**Required work**: Reproduce all of the data exactly, with no line skipped.

[Collection entries]
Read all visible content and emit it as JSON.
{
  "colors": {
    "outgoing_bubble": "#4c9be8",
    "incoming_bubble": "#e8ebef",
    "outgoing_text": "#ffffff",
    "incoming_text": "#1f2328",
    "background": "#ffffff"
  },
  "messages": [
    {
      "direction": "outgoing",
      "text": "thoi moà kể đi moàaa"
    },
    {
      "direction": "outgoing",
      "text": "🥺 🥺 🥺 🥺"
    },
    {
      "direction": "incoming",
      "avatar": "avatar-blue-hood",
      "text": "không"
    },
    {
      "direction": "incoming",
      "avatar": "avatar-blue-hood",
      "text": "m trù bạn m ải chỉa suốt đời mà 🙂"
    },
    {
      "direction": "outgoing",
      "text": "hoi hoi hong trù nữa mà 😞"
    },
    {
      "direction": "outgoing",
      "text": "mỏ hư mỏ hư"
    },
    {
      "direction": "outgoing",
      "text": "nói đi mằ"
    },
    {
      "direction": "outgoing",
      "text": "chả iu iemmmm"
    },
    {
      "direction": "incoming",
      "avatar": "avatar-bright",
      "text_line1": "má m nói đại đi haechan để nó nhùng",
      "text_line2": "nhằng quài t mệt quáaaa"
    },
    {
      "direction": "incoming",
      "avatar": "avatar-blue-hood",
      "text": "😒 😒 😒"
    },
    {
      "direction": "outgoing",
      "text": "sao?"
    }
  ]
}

**Solution to the exercise**:
Read all visible content and emit it as JSON.
{
  "colors": {
    "outgoing_bubble": "#4c9be8",
    "incoming_bubble": "#e8ebef",
    "outgoing_text": "#ffffff",
    "incoming_text": "#1f2328",
    "background": "#ffffff"
  },
  "messages": [
    {
      "direction": "outgoing",
      "text": "thoi moà kể đi moàaa"
    },
    {
      "direction": "outgoing",
      "text": "🥺 🥺 🥺 🥺"
    },
    {
      "direction": "incoming",
      "avatar": "avatar-blue-hood",
      "text": "không"
    },
    {
      "direction": "incoming",
      "avatar": "avatar-blue-hood",
      "text": "m trù bạn m ải chỉa suốt đời mà 🙂"
    },
    {
      "direction": "outgoing",
      "text": "hoi hoi hong trù nữa mà 😞"
    },
    {
      "direction": "outgoing",
      "text": "mỏ hư mỏ hư"
    },
    {
      "direction": "outgoing",
      "text": "nói đi mằ"
    },
    {
      "direction": "outgoing",
      "text": "chả iu iemmmm"
    },
    {
      "direction": "incoming",
      "avatar": "avatar-bright",
      "text_line1": "má m nói đại đi haechan để nó nhùng",
      "text_line2": "nhằng quài t mệt quáaaa"
    },
    {
      "direction": "incoming",
      "avatar": "avatar-blue-hood",
      "text": "😒 😒 😒"
    },
    {
      "direction": "outgoing",
      "text": "sao?"
    }
  ]
}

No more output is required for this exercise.